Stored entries

════════════════════

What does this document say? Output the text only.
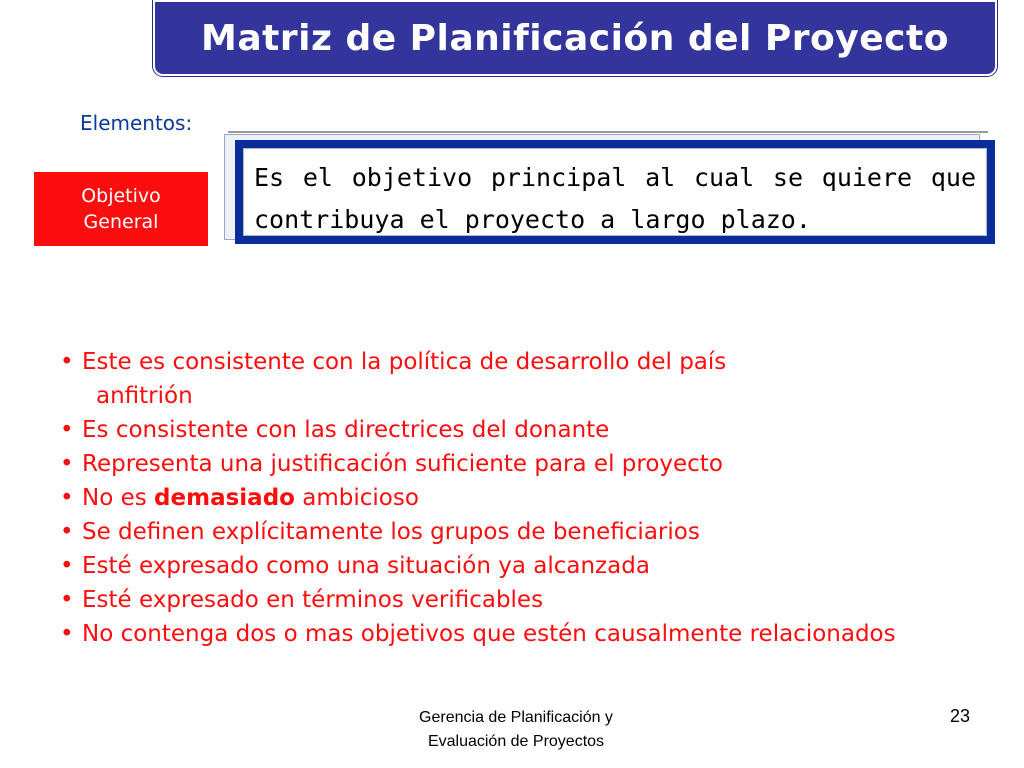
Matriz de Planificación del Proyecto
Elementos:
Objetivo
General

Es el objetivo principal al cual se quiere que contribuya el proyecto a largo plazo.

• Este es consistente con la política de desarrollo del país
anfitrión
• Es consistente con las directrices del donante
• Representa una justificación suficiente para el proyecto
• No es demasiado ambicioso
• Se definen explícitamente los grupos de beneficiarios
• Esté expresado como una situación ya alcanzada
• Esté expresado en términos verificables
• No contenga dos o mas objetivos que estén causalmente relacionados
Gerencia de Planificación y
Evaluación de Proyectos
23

════════════════════

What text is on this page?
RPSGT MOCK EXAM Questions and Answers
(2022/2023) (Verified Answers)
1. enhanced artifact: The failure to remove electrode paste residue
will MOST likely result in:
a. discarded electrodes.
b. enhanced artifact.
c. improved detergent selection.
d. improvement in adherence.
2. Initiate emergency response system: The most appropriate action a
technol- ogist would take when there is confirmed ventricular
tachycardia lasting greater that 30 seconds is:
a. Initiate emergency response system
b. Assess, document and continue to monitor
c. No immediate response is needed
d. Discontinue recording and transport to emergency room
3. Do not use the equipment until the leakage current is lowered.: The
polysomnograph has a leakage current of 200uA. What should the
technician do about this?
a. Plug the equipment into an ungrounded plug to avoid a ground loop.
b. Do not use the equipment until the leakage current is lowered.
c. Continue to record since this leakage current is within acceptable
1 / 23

════════════════════

Where a line in the material above holds "emergency", copy that line.

2. Initiate emergency response system: The most appropriate action a
a. Initiate emergency response system
d. Discontinue recording and transport to emergency room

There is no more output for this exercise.